Problem 1
Write out the portion of the eye-surgery article between "Medicine: Bright Vision" and "keratotomy, or R/K.", inclusive, with no changes.
Problem 2
In the eye-surgery article, recast the paragraph that opens with "The presentation on R/K by the gregarious Fyodorov" as a brief list that keeps its main facts.

Passage shown
● ● ●

Medicine: Bright Vision of the Future

A cure for myopia, lasers for cataracts, bifocal contact lenses

In his 1973 film Sleeper, Woody Allen awakens from a deep-freeze snooze and finds himself in the 22nd century, surrounded by doctors. Peering through his glasses, Allen locks eyes with a doctor who is similarly bespectacled. Svyatoslav Fyodorov, an eminent Soviet eye surgeon, saw the film while visiting New York, and was disturbed by this myopic vision of the future: "It's not logical, I thought. So I wondered how we could avoid wearing glasses." That concern led Fyodorov to develop a radical new treatment for nearsightedness called radial keratotomy, or R/K.

In San Francisco last week, the Soviet doctor, now director of the Moscow Research Institute of Eye Microsurgery, reported on his eight years of experience with R/K surgery. More than 19,000 doctors and technicians from 81 countries had gathered at a joint meeting of the International Congress of Ophthalmology and the American Academy of Ophthalmology (A.A.O.) to hear about Fyodorov's controversial technique and scores of other important innovations in eye care.

The presentation on R/K by the gregarious Fyodorov was eagerly anticipated, especially by those U.S. doctors who practice his technique in the face of skepticism from their colleagues. The procedure takes only 15 minutes. First, the patient's eyes are anesthetized with eyedrops. Next, the cornea, the clear outermost portion of the eye, is marked with six to 16 lines radiating outward from the pupil, like spokes of a wheel. Finally, careful incisions are made along each line, altering the shape of the cornea and changing the spot at which light is focused inside the eye. In nearsightedness, light is focused in front of the retina instead of on it. An R/K corrects this condition by flattening the cornea so it bends light in such a way that images are more properly focused on or near the retina.

As his audience of 500 specialists listened closely, Fyodorov, speaking in a thick Russian accent, described how his clinic does 20 to 25 operations a day. Fyodorov has performed more than 3,000. In 96% of his patients with moderate myopia, Fyodorov claimed to have improved vision to somewhere between 20/15 and 20/40, obviating the need for glasses. In patients with more severe myopia, he reported an Fyodorov 84% success rate. The surgeon declared that he had never lost an eye and had encountered complications in only three cases (two patients with excessive scarring and one with infection).

In 1976, Dr. Leo Bores, a Phoenix eye surgeon, traveled to Moscow to learn the technique. Some 400 U.S. doctors, mostly in private practice, have since been trained in R/K in two-day courses here and abroad. American surgeons have performed the procedure more than 20,000 times, charging between $1,000 and $2,000. Complications have been reported in only three U.S. cases.

● ● ●

Source data
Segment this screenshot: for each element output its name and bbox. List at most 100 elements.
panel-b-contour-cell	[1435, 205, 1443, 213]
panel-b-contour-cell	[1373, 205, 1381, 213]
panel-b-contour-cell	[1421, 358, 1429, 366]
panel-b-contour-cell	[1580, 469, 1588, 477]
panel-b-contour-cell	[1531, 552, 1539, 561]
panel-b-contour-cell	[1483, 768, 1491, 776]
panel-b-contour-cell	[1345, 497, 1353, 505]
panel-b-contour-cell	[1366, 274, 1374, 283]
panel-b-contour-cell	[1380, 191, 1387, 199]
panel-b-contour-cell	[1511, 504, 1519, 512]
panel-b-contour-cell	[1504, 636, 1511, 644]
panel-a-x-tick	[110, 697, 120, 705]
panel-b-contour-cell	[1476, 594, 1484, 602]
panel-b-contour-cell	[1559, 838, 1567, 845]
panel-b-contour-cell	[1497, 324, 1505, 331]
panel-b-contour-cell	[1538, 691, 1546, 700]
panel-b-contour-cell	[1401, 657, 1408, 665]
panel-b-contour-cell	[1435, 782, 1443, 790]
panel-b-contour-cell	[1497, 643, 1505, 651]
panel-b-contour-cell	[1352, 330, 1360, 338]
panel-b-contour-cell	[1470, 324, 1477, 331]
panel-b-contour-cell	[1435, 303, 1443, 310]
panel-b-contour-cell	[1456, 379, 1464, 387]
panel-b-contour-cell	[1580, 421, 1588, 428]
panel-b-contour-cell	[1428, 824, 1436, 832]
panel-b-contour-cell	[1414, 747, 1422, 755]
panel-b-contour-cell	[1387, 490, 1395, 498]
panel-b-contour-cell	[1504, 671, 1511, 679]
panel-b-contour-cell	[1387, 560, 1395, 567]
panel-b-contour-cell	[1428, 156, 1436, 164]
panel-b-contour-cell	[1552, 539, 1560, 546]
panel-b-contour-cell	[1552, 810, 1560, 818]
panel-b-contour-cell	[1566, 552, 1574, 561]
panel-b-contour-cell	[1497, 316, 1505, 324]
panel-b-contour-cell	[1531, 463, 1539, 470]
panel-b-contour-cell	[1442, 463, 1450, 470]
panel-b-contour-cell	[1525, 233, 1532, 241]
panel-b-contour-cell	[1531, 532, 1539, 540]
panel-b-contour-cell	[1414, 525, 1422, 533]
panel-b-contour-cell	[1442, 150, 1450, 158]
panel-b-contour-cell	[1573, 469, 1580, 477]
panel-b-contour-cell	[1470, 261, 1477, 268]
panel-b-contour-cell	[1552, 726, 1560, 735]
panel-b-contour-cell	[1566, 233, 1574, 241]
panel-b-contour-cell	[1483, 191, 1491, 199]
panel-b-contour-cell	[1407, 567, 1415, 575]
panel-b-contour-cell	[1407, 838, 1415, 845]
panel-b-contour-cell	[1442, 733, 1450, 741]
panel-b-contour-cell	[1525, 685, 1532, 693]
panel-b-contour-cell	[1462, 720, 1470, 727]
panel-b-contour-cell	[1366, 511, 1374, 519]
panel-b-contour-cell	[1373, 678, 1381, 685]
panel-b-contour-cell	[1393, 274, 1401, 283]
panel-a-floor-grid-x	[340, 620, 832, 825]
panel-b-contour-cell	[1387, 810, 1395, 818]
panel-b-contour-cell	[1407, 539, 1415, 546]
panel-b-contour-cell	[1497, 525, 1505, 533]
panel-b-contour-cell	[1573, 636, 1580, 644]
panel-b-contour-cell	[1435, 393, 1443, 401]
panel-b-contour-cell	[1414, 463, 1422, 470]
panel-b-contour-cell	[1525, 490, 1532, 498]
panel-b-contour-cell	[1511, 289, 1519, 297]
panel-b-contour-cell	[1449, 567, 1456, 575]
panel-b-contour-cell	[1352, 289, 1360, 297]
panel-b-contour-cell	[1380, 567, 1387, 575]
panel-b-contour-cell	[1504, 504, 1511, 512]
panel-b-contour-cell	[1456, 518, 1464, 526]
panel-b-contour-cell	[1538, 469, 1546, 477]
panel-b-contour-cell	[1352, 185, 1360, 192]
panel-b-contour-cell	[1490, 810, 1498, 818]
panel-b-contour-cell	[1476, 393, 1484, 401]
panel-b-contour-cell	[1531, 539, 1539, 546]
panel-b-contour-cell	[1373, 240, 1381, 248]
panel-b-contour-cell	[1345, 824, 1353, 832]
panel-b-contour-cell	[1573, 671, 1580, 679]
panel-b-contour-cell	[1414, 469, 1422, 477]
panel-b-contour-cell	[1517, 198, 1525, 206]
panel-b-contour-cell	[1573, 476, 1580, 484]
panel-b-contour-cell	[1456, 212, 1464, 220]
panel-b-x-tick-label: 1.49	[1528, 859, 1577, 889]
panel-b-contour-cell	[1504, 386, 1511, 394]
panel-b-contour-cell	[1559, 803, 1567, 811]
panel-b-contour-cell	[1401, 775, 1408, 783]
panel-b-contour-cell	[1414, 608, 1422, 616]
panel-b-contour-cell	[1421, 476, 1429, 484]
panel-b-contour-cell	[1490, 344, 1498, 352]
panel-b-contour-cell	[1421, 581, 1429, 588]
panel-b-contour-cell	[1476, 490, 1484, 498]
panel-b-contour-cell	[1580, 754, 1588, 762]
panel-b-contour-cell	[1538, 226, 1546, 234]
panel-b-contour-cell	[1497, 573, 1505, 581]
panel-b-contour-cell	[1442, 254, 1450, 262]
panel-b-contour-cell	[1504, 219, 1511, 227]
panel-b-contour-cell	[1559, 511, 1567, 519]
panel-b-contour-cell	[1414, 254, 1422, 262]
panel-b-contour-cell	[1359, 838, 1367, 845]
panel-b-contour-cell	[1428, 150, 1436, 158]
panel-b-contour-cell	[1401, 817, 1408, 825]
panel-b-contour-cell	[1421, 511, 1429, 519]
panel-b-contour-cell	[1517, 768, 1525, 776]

● ● ●

Task result 1
Medicine: Bright Vision of the Future

A cure for myopia, lasers for cataracts, bifocal contact lenses

In his 1973 film Sleeper, Woody Allen awakens from a deep-freeze snooze and finds himself in the 22nd century, surrounded by doctors. Peering through his glasses, Allen locks eyes with a doctor who is similarly bespectacled. Svyatoslav Fyodorov, an eminent Soviet eye surgeon, saw the film while visiting New York, and was disturbed by this myopic vision of the future: "It's not logical, I thought. So I wondered how we could avoid wearing glasses." That concern led Fyodorov to develop a radical new treatment for nearsightedness called radial keratotomy, or R/K.

Task result 2
- U.S. doctors who practice R/K despite their colleagues' skepticism eagerly awaited Fyodorov's presentation.
- The procedure takes only 15 minutes.
- Eyedrops anesthetize the patient's eyes.
- The cornea, the clear outermost portion of the eye, is marked with six to 16 lines that radiate from the pupil like spokes.
- Incisions along the lines change the cornea's shape and the spot where light focuses inside the eye.
- In nearsightedness, light focuses in front of the retina rather than on it.
- R/K flattens the cornea so images focus on or near the retina.